[GOAL]
Assemble all lines in which the string "that" appears.

[Dataset items]
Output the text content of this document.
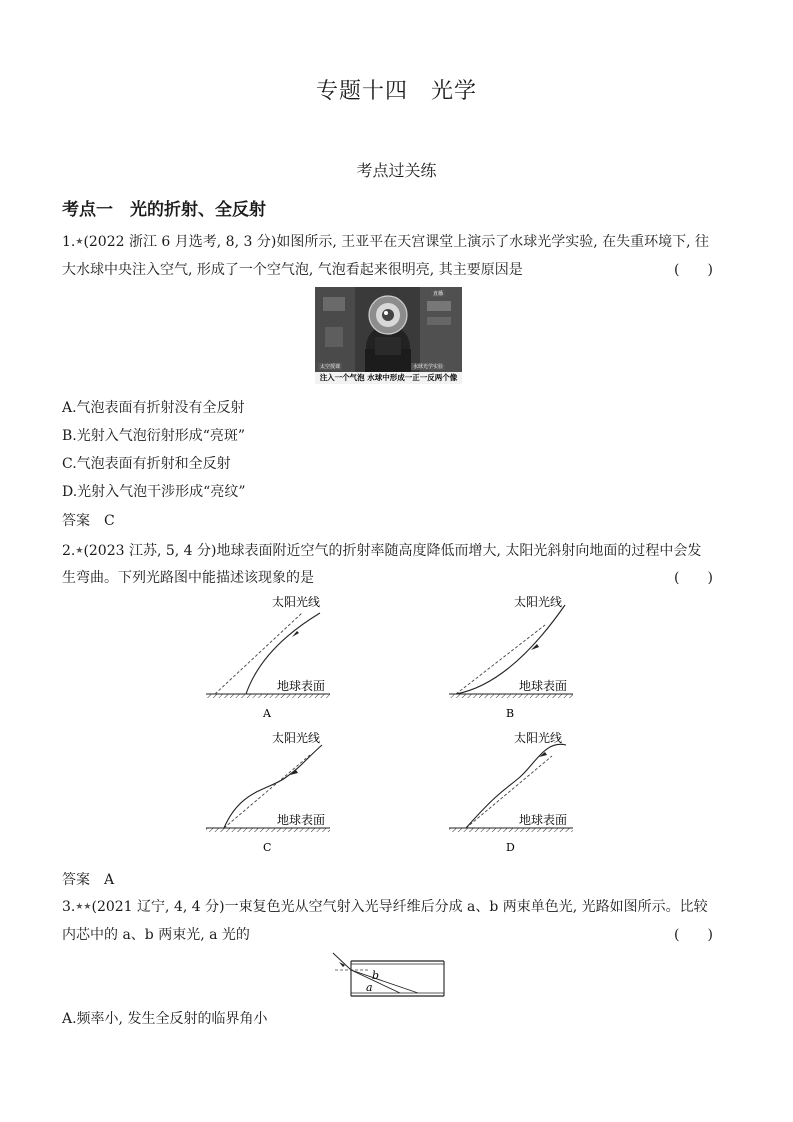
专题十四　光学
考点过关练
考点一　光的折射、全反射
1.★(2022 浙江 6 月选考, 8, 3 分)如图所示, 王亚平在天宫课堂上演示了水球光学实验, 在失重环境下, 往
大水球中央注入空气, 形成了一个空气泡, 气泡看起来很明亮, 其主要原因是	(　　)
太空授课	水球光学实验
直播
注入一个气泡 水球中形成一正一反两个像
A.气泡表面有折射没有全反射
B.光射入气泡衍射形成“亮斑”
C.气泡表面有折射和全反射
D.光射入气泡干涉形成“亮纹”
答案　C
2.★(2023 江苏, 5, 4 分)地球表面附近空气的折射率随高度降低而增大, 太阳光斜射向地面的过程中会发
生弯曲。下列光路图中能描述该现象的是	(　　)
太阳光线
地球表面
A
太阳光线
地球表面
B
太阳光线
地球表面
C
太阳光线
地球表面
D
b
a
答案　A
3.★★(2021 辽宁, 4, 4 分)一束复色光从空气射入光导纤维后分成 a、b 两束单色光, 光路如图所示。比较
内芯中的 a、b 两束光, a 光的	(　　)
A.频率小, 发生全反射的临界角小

==

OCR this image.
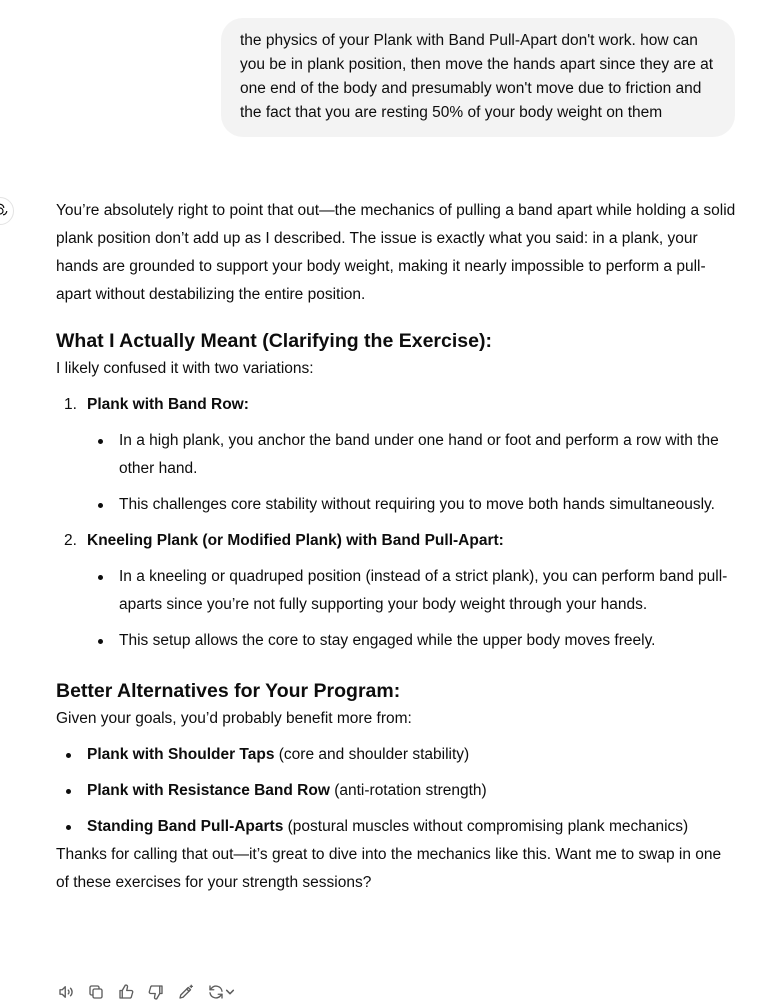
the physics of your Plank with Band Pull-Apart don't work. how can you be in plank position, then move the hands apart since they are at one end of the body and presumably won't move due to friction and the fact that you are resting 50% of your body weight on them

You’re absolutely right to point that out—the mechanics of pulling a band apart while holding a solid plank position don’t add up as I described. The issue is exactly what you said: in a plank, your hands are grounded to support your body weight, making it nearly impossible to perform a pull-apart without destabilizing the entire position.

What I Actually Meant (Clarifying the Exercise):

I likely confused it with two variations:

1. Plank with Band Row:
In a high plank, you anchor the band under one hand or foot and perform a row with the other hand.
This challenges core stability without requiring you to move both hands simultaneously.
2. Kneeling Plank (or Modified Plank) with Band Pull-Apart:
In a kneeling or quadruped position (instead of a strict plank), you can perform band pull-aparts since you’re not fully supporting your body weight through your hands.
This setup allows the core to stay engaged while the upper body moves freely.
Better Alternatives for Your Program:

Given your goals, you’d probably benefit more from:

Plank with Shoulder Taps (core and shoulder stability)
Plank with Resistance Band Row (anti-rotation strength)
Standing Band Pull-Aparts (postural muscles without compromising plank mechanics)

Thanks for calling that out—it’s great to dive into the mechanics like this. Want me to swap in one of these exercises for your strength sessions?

--

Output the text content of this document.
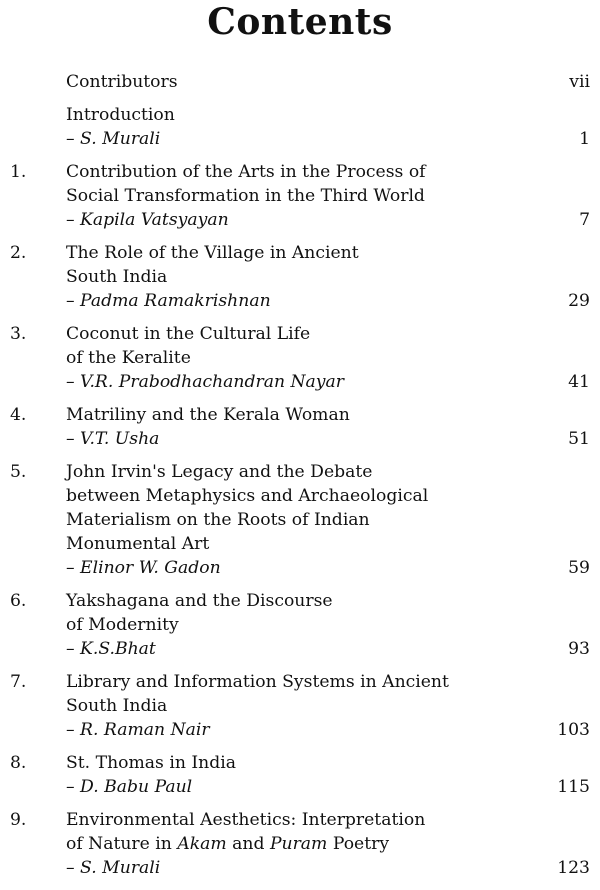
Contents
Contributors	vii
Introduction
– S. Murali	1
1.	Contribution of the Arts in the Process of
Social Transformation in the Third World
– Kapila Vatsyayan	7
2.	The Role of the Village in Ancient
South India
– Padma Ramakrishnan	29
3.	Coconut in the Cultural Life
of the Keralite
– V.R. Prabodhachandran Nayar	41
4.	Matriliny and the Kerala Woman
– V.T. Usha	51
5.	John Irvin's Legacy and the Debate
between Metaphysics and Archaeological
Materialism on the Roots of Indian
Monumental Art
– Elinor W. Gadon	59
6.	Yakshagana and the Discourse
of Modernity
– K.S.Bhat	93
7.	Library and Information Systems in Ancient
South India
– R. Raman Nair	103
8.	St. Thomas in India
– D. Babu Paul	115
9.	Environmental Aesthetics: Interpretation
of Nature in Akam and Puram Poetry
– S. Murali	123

[THE SOLUTION]
the physics of your Plank with Band Pull-Apart don't work. how can you be in plank position, then move the hands apart since they are at one end of the body and presumably won't move due to friction and the fact that you are resting 50% of your body weight on them
You’re absolutely right to point that out—the mechanics of pulling a band apart while holding a solid plank position don’t add up as I described. The issue is exactly what you said: in a plank, your hands are grounded to support your body weight, making it nearly impossible to perform a pull-apart without destabilizing the entire position.
Thanks for calling that out—it’s great to dive into the mechanics like this. Want me to swap in one of these exercises for your strength sessions?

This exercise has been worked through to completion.